Stored items:
***
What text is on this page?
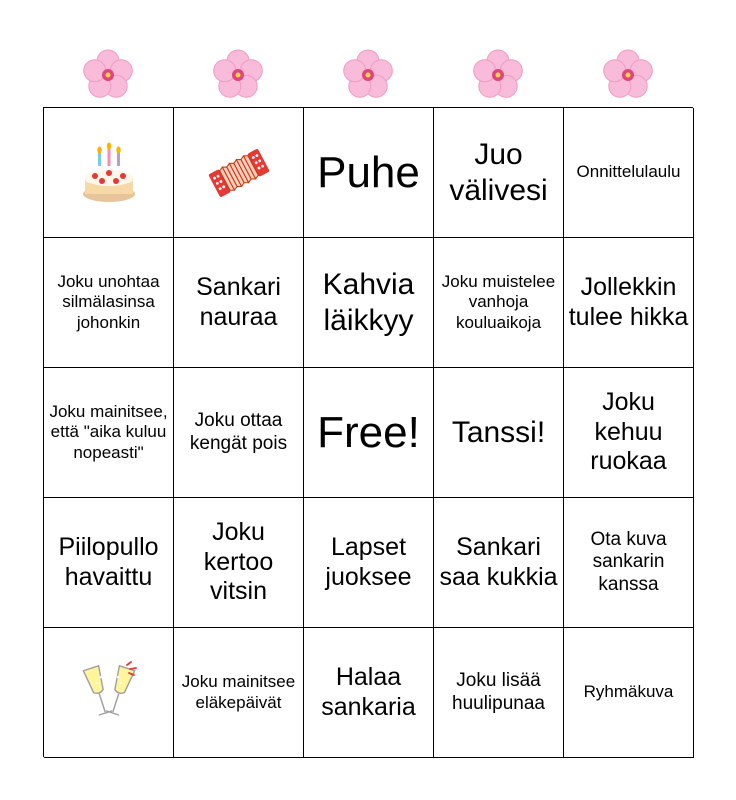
Puhe	Juo välivesi
Onnittelulaulu
Joku unohtaa silmälasinsa johonkin
Sankari nauraa
Kahvia läikkyy
Joku muistelee vanhoja kouluaikoja
Jollekkin tulee hikka
Joku mainitsee, että "aika kuluu nopeasti"
Joku ottaa kengät pois Free! Tanssi!
Joku kehuu ruokaa
Piilopullo havaittu
Joku kertoo vitsin
Lapset juoksee
Sankari saa kukkia
Ota kuva sankarin kanssa
Joku mainitsee eläkepäivät
Halaa sankaria
Joku lisää huulipunaa
Ryhmäkuva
***
GIVEN EXERCISE: The records shown above are to be repeated exactly, with the pictures left out.

RESULT FOR THIS EXERCISE:
What text is on this page?
Puhe	Juo välivesi
Onnittelulaulu
Joku unohtaa silmälasinsa johonkin
Sankari nauraa
Kahvia läikkyy
Joku muistelee vanhoja kouluaikoja
Jollekkin tulee hikka
Joku mainitsee, että "aika kuluu nopeasti"
Joku ottaa kengät pois Free! Tanssi!
Joku kehuu ruokaa
Piilopullo havaittu
Joku kertoo vitsin
Lapset juoksee
Sankari saa kukkia
Ota kuva sankarin kanssa
Joku mainitsee eläkepäivät
Halaa sankaria
Joku lisää huulipunaa
Ryhmäkuva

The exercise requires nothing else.